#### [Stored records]
--------

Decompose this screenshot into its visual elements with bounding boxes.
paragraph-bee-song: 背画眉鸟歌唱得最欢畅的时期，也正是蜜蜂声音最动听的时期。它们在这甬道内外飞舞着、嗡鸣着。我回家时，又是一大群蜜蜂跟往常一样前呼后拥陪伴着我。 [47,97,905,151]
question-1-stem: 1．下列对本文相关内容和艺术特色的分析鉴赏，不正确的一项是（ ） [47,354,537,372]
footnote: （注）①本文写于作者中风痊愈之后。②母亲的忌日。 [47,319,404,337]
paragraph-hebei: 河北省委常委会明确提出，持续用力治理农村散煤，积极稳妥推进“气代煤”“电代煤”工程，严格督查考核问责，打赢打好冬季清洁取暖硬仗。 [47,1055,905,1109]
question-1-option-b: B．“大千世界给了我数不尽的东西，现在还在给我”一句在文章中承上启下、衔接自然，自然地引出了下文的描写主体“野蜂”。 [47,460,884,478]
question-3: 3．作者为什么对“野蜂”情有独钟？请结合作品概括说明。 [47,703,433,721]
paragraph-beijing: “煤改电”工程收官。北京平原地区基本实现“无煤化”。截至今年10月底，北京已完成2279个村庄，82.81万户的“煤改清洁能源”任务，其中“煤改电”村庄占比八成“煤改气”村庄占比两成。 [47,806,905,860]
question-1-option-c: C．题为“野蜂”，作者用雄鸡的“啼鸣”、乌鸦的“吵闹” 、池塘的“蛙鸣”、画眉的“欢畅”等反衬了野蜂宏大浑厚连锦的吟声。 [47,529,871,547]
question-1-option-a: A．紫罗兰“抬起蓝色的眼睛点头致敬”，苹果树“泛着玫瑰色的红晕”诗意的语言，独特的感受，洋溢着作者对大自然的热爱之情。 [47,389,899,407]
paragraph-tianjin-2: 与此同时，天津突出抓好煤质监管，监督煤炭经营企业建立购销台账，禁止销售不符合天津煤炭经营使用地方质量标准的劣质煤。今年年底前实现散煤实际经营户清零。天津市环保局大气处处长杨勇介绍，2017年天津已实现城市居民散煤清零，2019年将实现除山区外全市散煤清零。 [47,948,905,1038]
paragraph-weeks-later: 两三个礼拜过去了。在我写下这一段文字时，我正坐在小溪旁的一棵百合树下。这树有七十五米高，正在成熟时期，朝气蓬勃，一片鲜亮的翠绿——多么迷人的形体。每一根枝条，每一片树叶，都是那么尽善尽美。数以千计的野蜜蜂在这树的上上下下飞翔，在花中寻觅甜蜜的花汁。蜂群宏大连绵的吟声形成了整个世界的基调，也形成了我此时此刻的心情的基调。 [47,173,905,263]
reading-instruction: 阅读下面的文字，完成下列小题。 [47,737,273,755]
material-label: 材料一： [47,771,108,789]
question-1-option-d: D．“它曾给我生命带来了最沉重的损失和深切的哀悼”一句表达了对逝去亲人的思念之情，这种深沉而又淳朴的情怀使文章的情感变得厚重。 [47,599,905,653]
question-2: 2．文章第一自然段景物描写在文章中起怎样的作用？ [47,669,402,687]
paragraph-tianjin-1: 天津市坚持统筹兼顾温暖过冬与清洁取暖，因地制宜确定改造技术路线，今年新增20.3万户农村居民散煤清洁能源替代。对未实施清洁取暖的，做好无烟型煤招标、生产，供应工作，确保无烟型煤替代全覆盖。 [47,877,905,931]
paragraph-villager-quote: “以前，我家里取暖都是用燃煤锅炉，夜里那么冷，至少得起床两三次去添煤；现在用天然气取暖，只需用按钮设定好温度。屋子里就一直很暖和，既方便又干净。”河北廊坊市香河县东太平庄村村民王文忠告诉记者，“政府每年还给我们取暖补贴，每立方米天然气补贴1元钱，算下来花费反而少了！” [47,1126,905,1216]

--------

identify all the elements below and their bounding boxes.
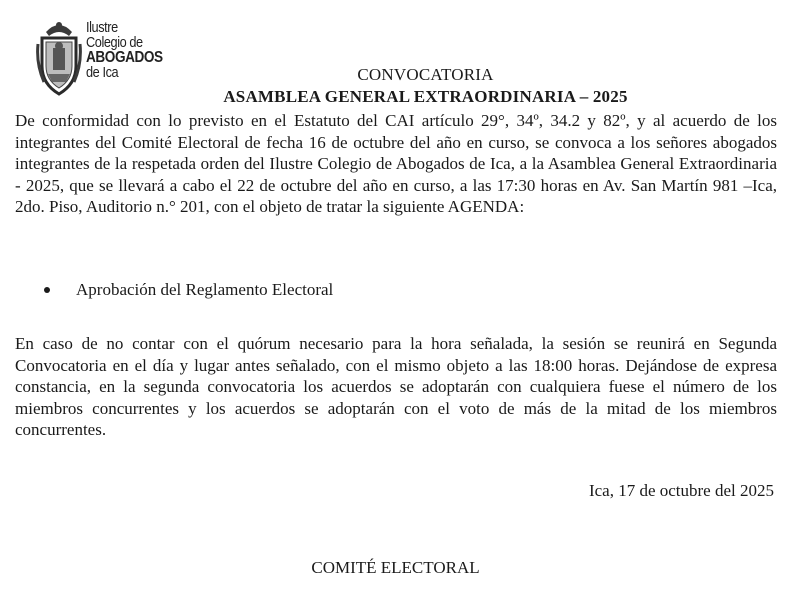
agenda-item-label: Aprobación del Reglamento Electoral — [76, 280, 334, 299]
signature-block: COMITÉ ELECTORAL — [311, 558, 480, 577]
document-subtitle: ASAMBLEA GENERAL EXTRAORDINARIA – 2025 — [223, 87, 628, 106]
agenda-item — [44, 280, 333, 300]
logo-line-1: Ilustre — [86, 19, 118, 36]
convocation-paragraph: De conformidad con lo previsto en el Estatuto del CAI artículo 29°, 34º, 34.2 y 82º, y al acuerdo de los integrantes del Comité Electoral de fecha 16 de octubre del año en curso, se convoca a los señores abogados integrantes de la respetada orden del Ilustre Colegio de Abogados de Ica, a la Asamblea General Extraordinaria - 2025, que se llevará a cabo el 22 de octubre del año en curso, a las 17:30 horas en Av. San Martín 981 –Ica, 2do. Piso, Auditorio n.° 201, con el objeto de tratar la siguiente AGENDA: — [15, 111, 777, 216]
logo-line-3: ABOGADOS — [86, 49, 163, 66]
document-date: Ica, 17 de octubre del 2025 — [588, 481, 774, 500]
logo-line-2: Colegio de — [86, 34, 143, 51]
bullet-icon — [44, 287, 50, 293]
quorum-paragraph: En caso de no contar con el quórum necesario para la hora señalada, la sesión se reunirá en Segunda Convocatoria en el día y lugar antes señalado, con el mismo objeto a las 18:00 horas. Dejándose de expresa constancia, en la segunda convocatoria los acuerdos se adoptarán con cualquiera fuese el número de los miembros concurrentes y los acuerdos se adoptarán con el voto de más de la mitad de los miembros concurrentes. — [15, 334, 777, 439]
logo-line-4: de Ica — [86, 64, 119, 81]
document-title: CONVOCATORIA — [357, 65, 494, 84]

--------

#### [WRITTEN PROBLEM]
Copy out, unchanged, the part of the material that starts with the line containing "Decompose this screenshot" and ends with the line containing "footnote: （注）①本文写于作者中风痊愈之后。②母亲的忌日。 [47,319,404,337]", including both of those lines.

#### [RESULT FOR THIS EXERCISE]
Decompose this screenshot into its visual elements with bounding boxes.
paragraph-bee-song: 背画眉鸟歌唱得最欢畅的时期，也正是蜜蜂声音最动听的时期。它们在这甬道内外飞舞着、嗡鸣着。我回家时，又是一大群蜜蜂跟往常一样前呼后拥陪伴着我。 [47,97,905,151]
question-1-stem: 1．下列对本文相关内容和艺术特色的分析鉴赏，不正确的一项是（ ） [47,354,537,372]
footnote: （注）①本文写于作者中风痊愈之后。②母亲的忌日。 [47,319,404,337]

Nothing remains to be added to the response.